Exercise brief: Your task is to quote the material that follows, in full and exactly.

━━━━━ Excerpted records

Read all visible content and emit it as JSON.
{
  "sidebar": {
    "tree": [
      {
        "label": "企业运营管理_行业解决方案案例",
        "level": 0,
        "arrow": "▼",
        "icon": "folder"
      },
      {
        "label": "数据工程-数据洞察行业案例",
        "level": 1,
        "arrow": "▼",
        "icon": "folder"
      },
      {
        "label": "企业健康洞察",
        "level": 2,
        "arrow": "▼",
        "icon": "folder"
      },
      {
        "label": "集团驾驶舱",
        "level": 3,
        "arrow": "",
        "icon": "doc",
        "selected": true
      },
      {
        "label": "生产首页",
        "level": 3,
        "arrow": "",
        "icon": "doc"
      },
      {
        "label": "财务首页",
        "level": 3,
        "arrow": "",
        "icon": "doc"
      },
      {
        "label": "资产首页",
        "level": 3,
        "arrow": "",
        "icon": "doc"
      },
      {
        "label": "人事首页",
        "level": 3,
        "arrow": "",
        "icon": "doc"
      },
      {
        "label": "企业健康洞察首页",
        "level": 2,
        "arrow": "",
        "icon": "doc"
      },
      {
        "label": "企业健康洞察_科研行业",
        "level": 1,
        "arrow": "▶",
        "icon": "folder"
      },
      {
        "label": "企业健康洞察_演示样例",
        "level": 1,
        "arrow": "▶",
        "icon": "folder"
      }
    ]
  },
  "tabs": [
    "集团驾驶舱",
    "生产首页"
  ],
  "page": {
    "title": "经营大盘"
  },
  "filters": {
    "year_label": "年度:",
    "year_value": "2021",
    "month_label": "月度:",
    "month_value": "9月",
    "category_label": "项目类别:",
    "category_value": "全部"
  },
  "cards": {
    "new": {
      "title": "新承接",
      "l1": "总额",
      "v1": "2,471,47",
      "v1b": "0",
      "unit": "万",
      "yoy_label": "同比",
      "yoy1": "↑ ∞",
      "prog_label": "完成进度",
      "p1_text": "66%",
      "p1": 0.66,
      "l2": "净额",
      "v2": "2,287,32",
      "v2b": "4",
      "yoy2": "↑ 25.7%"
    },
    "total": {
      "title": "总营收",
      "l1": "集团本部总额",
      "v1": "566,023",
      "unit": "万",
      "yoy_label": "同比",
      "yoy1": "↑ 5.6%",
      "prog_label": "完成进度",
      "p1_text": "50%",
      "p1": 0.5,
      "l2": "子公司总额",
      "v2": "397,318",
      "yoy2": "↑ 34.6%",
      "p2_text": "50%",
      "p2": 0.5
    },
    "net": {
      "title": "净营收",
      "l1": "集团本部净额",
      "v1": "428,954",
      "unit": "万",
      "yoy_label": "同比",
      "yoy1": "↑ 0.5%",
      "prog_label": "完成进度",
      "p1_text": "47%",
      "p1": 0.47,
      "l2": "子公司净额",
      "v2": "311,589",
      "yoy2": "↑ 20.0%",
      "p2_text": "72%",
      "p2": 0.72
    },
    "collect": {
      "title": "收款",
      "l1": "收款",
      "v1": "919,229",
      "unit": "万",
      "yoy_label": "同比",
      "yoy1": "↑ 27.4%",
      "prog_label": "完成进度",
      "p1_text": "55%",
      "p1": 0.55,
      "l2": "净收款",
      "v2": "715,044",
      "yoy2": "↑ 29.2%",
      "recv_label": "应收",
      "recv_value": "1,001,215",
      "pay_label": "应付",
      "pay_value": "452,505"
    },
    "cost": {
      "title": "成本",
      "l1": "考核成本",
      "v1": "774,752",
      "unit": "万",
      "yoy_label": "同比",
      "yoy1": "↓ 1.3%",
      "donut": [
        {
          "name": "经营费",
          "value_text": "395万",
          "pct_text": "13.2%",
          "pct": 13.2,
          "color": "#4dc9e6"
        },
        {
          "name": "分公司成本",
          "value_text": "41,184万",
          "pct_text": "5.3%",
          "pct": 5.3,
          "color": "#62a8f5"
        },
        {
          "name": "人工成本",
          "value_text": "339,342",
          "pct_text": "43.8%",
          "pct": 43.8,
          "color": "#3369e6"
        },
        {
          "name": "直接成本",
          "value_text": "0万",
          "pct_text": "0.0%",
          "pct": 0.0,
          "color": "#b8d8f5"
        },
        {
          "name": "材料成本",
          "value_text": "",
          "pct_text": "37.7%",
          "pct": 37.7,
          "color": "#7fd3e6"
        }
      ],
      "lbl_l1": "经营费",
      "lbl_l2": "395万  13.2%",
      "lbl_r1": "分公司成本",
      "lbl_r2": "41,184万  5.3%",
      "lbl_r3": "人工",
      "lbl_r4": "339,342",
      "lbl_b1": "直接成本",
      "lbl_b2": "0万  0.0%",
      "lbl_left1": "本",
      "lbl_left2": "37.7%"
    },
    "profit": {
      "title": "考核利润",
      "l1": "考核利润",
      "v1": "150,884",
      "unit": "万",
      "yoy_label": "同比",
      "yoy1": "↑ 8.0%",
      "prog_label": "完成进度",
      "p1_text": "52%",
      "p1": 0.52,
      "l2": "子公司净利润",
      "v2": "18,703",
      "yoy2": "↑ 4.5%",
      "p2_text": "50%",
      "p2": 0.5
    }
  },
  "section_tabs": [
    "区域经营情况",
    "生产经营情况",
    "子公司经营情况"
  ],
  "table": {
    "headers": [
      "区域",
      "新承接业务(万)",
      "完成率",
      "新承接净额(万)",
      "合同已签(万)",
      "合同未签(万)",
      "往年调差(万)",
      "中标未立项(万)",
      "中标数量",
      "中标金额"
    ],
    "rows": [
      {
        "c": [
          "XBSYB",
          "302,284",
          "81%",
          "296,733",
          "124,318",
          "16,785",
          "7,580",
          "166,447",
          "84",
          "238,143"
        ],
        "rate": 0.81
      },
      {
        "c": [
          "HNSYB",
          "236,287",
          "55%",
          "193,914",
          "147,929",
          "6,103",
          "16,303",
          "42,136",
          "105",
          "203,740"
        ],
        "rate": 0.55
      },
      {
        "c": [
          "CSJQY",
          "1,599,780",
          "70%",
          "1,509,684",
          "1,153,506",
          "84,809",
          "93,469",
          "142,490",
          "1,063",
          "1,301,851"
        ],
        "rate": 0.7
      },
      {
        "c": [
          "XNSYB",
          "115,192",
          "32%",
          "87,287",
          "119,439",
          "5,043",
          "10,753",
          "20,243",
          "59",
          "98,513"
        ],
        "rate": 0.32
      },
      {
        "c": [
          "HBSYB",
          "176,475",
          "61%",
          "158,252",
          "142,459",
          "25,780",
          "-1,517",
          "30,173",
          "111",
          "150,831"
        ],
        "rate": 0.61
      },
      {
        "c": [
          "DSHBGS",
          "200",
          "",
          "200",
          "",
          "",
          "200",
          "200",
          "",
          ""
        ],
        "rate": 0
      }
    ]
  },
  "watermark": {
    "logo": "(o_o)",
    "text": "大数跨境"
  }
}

━━━━━━━━━━

Worked answer:
Read all visible content and emit it as JSON.
{
  "sidebar": {
    "tree": [
      {
        "label": "企业运营管理_行业解决方案案例",
        "level": 0,
        "arrow": "▼",
        "icon": "folder"
      },
      {
        "label": "数据工程-数据洞察行业案例",
        "level": 1,
        "arrow": "▼",
        "icon": "folder"
      },
      {
        "label": "企业健康洞察",
        "level": 2,
        "arrow": "▼",
        "icon": "folder"
      },
      {
        "label": "集团驾驶舱",
        "level": 3,
        "arrow": "",
        "icon": "doc",
        "selected": true
      },
      {
        "label": "生产首页",
        "level": 3,
        "arrow": "",
        "icon": "doc"
      },
      {
        "label": "财务首页",
        "level": 3,
        "arrow": "",
        "icon": "doc"
      },
      {
        "label": "资产首页",
        "level": 3,
        "arrow": "",
        "icon": "doc"
      },
      {
        "label": "人事首页",
        "level": 3,
        "arrow": "",
        "icon": "doc"
      },
      {
        "label": "企业健康洞察首页",
        "level": 2,
        "arrow": "",
        "icon": "doc"
      },
      {
        "label": "企业健康洞察_科研行业",
        "level": 1,
        "arrow": "▶",
        "icon": "folder"
      },
      {
        "label": "企业健康洞察_演示样例",
        "level": 1,
        "arrow": "▶",
        "icon": "folder"
      }
    ]
  },
  "tabs": [
    "集团驾驶舱",
    "生产首页"
  ],
  "page": {
    "title": "经营大盘"
  },
  "filters": {
    "year_label": "年度:",
    "year_value": "2021",
    "month_label": "月度:",
    "month_value": "9月",
    "category_label": "项目类别:",
    "category_value": "全部"
  },
  "cards": {
    "new": {
      "title": "新承接",
      "l1": "总额",
      "v1": "2,471,47",
      "v1b": "0",
      "unit": "万",
      "yoy_label": "同比",
      "yoy1": "↑ ∞",
      "prog_label": "完成进度",
      "p1_text": "66%",
      "p1": 0.66,
      "l2": "净额",
      "v2": "2,287,32",
      "v2b": "4",
      "yoy2": "↑ 25.7%"
    },
    "total": {
      "title": "总营收",
      "l1": "集团本部总额",
      "v1": "566,023",
      "unit": "万",
      "yoy_label": "同比",
      "yoy1": "↑ 5.6%",
      "prog_label": "完成进度",
      "p1_text": "50%",
      "p1": 0.5,
      "l2": "子公司总额",
      "v2": "397,318",
      "yoy2": "↑ 34.6%",
      "p2_text": "50%",
      "p2": 0.5
    },
    "net": {
      "title": "净营收",
      "l1": "集团本部净额",
      "v1": "428,954",
      "unit": "万",
      "yoy_label": "同比",
      "yoy1": "↑ 0.5%",
      "prog_label": "完成进度",
      "p1_text": "47%",
      "p1": 0.47,
      "l2": "子公司净额",
      "v2": "311,589",
      "yoy2": "↑ 20.0%",
      "p2_text": "72%",
      "p2": 0.72
    },
    "collect": {
      "title": "收款",
      "l1": "收款",
      "v1": "919,229",
      "unit": "万",
      "yoy_label": "同比",
      "yoy1": "↑ 27.4%",
      "prog_label": "完成进度",
      "p1_text": "55%",
      "p1": 0.55,
      "l2": "净收款",
      "v2": "715,044",
      "yoy2": "↑ 29.2%",
      "recv_label": "应收",
      "recv_value": "1,001,215",
      "pay_label": "应付",
      "pay_value": "452,505"
    },
    "cost": {
      "title": "成本",
      "l1": "考核成本",
      "v1": "774,752",
      "unit": "万",
      "yoy_label": "同比",
      "yoy1": "↓ 1.3%",
      "donut": [
        {
          "name": "经营费",
          "value_text": "395万",
          "pct_text": "13.2%",
          "pct": 13.2,
          "color": "#4dc9e6"
        },
        {
          "name": "分公司成本",
          "value_text": "41,184万",
          "pct_text": "5.3%",
          "pct": 5.3,
          "color": "#62a8f5"
        },
        {
          "name": "人工成本",
          "value_text": "339,342",
          "pct_text": "43.8%",
          "pct": 43.8,
          "color": "#3369e6"
        },
        {
          "name": "直接成本",
          "value_text": "0万",
          "pct_text": "0.0%",
          "pct": 0.0,
          "color": "#b8d8f5"
        },
        {
          "name": "材料成本",
          "value_text": "",
          "pct_text": "37.7%",
          "pct": 37.7,
          "color": "#7fd3e6"
        }
      ],
      "lbl_l1": "经营费",
      "lbl_l2": "395万  13.2%",
      "lbl_r1": "分公司成本",
      "lbl_r2": "41,184万  5.3%",
      "lbl_r3": "人工",
      "lbl_r4": "339,342",
      "lbl_b1": "直接成本",
      "lbl_b2": "0万  0.0%",
      "lbl_left1": "本",
      "lbl_left2": "37.7%"
    },
    "profit": {
      "title": "考核利润",
      "l1": "考核利润",
      "v1": "150,884",
      "unit": "万",
      "yoy_label": "同比",
      "yoy1": "↑ 8.0%",
      "prog_label": "完成进度",
      "p1_text": "52%",
      "p1": 0.52,
      "l2": "子公司净利润",
      "v2": "18,703",
      "yoy2": "↑ 4.5%",
      "p2_text": "50%",
      "p2": 0.5
    }
  },
  "section_tabs": [
    "区域经营情况",
    "生产经营情况",
    "子公司经营情况"
  ],
  "table": {
    "headers": [
      "区域",
      "新承接业务(万)",
      "完成率",
      "新承接净额(万)",
      "合同已签(万)",
      "合同未签(万)",
      "往年调差(万)",
      "中标未立项(万)",
      "中标数量",
      "中标金额"
    ],
    "rows": [
      {
        "c": [
          "XBSYB",
          "302,284",
          "81%",
          "296,733",
          "124,318",
          "16,785",
          "7,580",
          "166,447",
          "84",
          "238,143"
        ],
        "rate": 0.81
      },
      {
        "c": [
          "HNSYB",
          "236,287",
          "55%",
          "193,914",
          "147,929",
          "6,103",
          "16,303",
          "42,136",
          "105",
          "203,740"
        ],
        "rate": 0.55
      },
      {
        "c": [
          "CSJQY",
          "1,599,780",
          "70%",
          "1,509,684",
          "1,153,506",
          "84,809",
          "93,469",
          "142,490",
          "1,063",
          "1,301,851"
        ],
        "rate": 0.7
      },
      {
        "c": [
          "XNSYB",
          "115,192",
          "32%",
          "87,287",
          "119,439",
          "5,043",
          "10,753",
          "20,243",
          "59",
          "98,513"
        ],
        "rate": 0.32
      },
      {
        "c": [
          "HBSYB",
          "176,475",
          "61%",
          "158,252",
          "142,459",
          "25,780",
          "-1,517",
          "30,173",
          "111",
          "150,831"
        ],
        "rate": 0.61
      },
      {
        "c": [
          "DSHBGS",
          "200",
          "",
          "200",
          "",
          "",
          "200",
          "200",
          "",
          ""
        ],
        "rate": 0
      }
    ]
  },
  "watermark": {
    "logo": "(o_o)",
    "text": "大数跨境"
  }
}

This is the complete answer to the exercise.